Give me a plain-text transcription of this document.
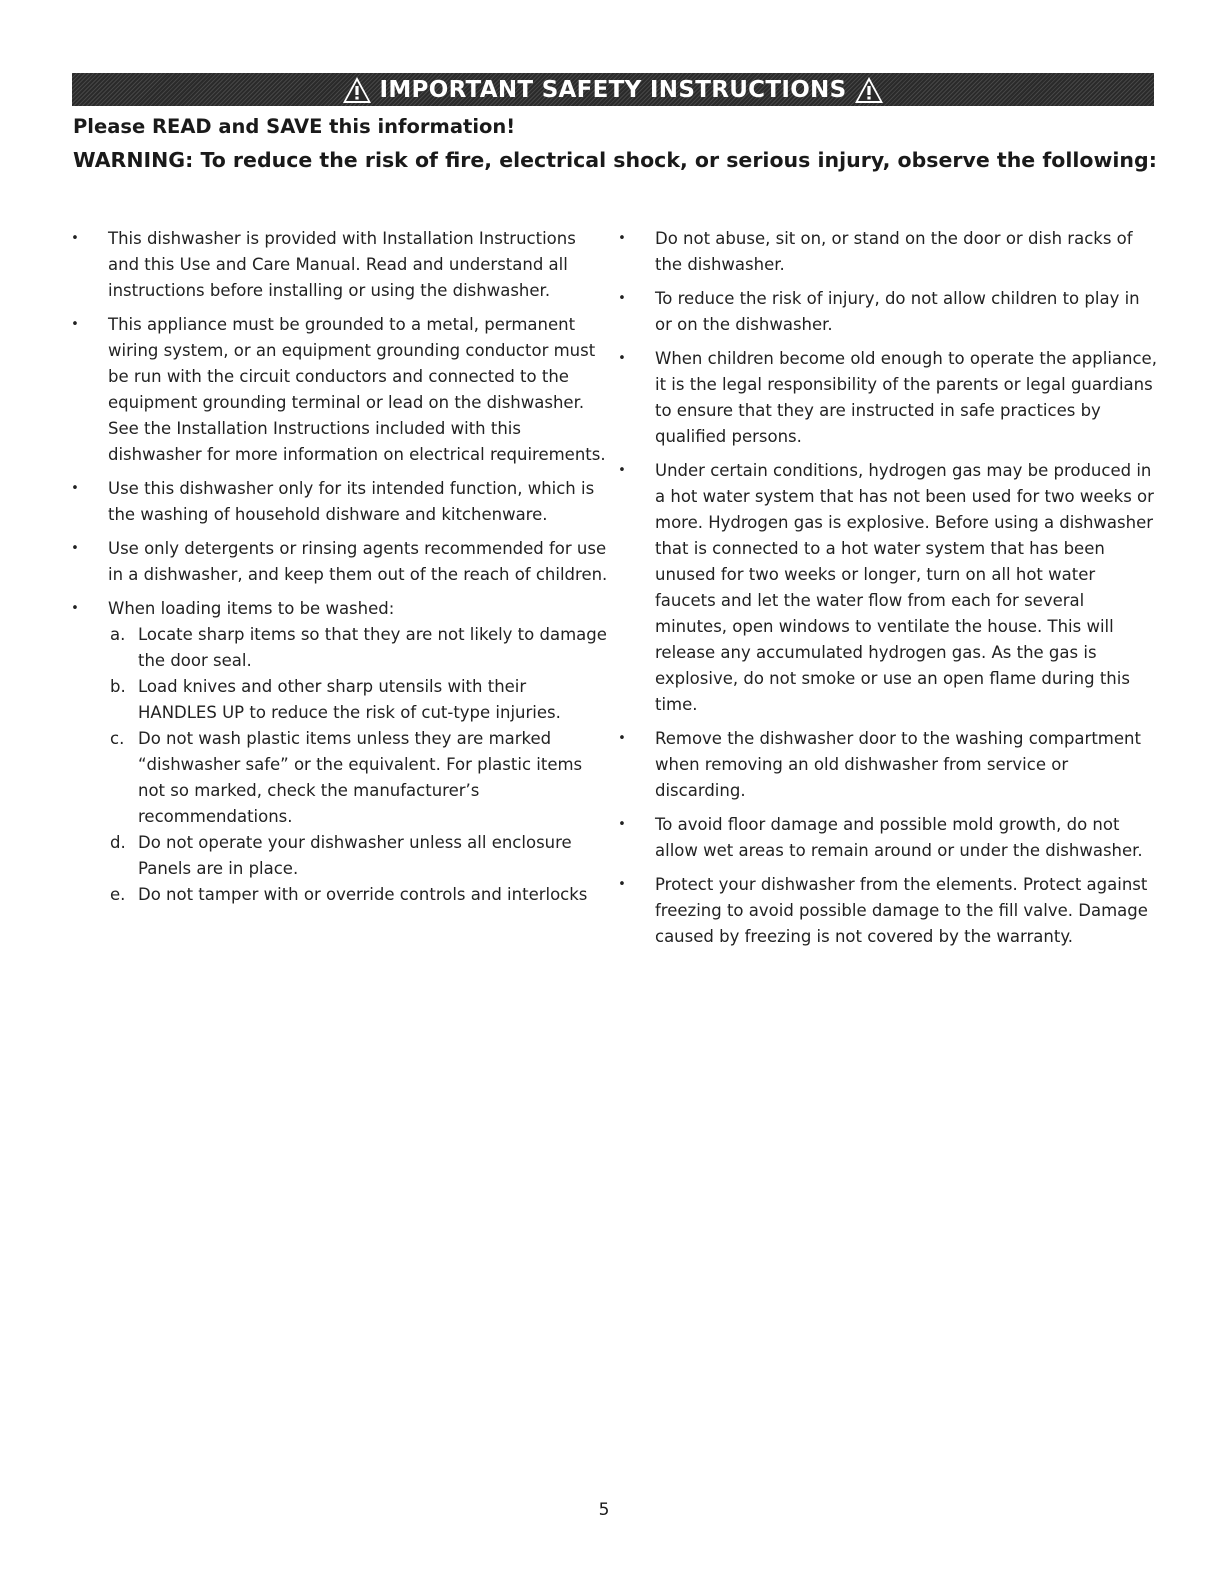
IMPORTANT SAFETY INSTRUCTIONS
Please READ and SAVE this information!
WARNING: To reduce the risk of fire, electrical shock, or serious injury, observe the following:
• This dishwasher is provided with Installation Instructions and this Use and Care Manual. Read and understand all instructions before installing or using the dishwasher.
• This appliance must be grounded to a metal, permanent wiring system, or an equipment grounding conductor must be run with the circuit conductors and connected to the equipment grounding terminal or lead on the dishwasher. See the Installation Instructions included with this dishwasher for more information on electrical requirements.
• Use this dishwasher only for its intended function, which is the washing of household dishware and kitchenware.
• Use only detergents or rinsing agents recommended for use in a dishwasher, and keep them out of the reach of children.
• When loading items to be washed:
a. Locate sharp items so that they are not likely to damage the door seal.
b. Load knives and other sharp utensils with their HANDLES UP to reduce the risk of cut-type injuries.
c. Do not wash plastic items unless they are marked “dishwasher safe” or the equivalent. For plastic items not so marked, check the manufacturer’s recommendations.
d. Do not operate your dishwasher unless all enclosure Panels are in place.
e. Do not tamper with or override controls and interlocks
• Do not abuse, sit on, or stand on the door or dish racks of the dishwasher.
• To reduce the risk of injury, do not allow children to play in or on the dishwasher.
• When children become old enough to operate the appliance, it is the legal responsibility of the parents or legal guardians to ensure that they are instructed in safe practices by qualified persons.
• Under certain conditions, hydrogen gas may be produced in a hot water system that has not been used for two weeks or more. Hydrogen gas is explosive. Before using a dishwasher that is connected to a hot water system that has been unused for two weeks or longer, turn on all hot water faucets and let the water flow from each for several minutes, open windows to ventilate the house. This will release any accumulated hydrogen gas. As the gas is explosive, do not smoke or use an open flame during this time.
• Remove the dishwasher door to the washing compartment when removing an old dishwasher from service or discarding.
• To avoid floor damage and possible mold growth, do not allow wet areas to remain around or under the dishwasher.
• Protect your dishwasher from the elements. Protect against freezing to avoid possible damage to the fill valve. Damage caused by freezing is not covered by the warranty.
5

────────────────

§ **EXERCISE INSTRUCTIONS**:
Verbatim reproduction of every record is required; images are left out.

§ **CORRECT ANSWER**:
Give me a plain-text transcription of this document.
IMPORTANT SAFETY INSTRUCTIONS
Please READ and SAVE this information!
WARNING: To reduce the risk of fire, electrical shock, or serious injury, observe the following:
• This dishwasher is provided with Installation Instructions and this Use and Care Manual. Read and understand all instructions before installing or using the dishwasher.
• This appliance must be grounded to a metal, permanent wiring system, or an equipment grounding conductor must be run with the circuit conductors and connected to the equipment grounding terminal or lead on the dishwasher. See the Installation Instructions included with this dishwasher for more information on electrical requirements.
• Use this dishwasher only for its intended function, which is the washing of household dishware and kitchenware.
• Use only detergents or rinsing agents recommended for use in a dishwasher, and keep them out of the reach of children.
• When loading items to be washed:
a. Locate sharp items so that they are not likely to damage the door seal.
b. Load knives and other sharp utensils with their HANDLES UP to reduce the risk of cut-type injuries.
c. Do not wash plastic items unless they are marked “dishwasher safe” or the equivalent. For plastic items not so marked, check the manufacturer’s recommendations.
d. Do not operate your dishwasher unless all enclosure Panels are in place.
e. Do not tamper with or override controls and interlocks
• Do not abuse, sit on, or stand on the door or dish racks of the dishwasher.
• To reduce the risk of injury, do not allow children to play in or on the dishwasher.
• When children become old enough to operate the appliance, it is the legal responsibility of the parents or legal guardians to ensure that they are instructed in safe practices by qualified persons.
• Under certain conditions, hydrogen gas may be produced in a hot water system that has not been used for two weeks or more. Hydrogen gas is explosive. Before using a dishwasher that is connected to a hot water system that has been unused for two weeks or longer, turn on all hot water faucets and let the water flow from each for several minutes, open windows to ventilate the house. This will release any accumulated hydrogen gas. As the gas is explosive, do not smoke or use an open flame during this time.
• Remove the dishwasher door to the washing compartment when removing an old dishwasher from service or discarding.
• To avoid floor damage and possible mold growth, do not allow wet areas to remain around or under the dishwasher.
• Protect your dishwasher from the elements. Protect against freezing to avoid possible damage to the fill valve. Damage caused by freezing is not covered by the warranty.
5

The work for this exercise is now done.